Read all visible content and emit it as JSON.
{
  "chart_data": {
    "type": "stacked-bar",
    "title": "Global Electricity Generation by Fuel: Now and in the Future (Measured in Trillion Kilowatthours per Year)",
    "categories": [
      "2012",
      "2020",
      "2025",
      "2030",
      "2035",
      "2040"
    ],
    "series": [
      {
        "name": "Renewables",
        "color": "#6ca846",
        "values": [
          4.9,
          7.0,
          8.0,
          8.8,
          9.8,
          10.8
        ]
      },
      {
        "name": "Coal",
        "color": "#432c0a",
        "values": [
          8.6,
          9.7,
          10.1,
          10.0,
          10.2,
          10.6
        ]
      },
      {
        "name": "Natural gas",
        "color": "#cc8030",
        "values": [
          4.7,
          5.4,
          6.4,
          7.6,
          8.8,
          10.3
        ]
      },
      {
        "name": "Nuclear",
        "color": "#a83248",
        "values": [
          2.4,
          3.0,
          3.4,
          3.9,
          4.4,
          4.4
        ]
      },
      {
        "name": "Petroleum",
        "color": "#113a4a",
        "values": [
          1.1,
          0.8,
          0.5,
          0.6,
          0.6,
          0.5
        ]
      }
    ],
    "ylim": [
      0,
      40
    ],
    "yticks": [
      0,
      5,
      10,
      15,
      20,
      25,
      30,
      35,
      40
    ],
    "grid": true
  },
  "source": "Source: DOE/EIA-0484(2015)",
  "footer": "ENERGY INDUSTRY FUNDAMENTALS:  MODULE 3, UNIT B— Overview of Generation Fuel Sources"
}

= = =

● **Problem details**
Search the lines for "name". Copy each line that has it.

● **Complete response**
        "name": "Renewables",
        "name": "Coal",
        "name": "Natural gas",
        "name": "Nuclear",
        "name": "Petroleum",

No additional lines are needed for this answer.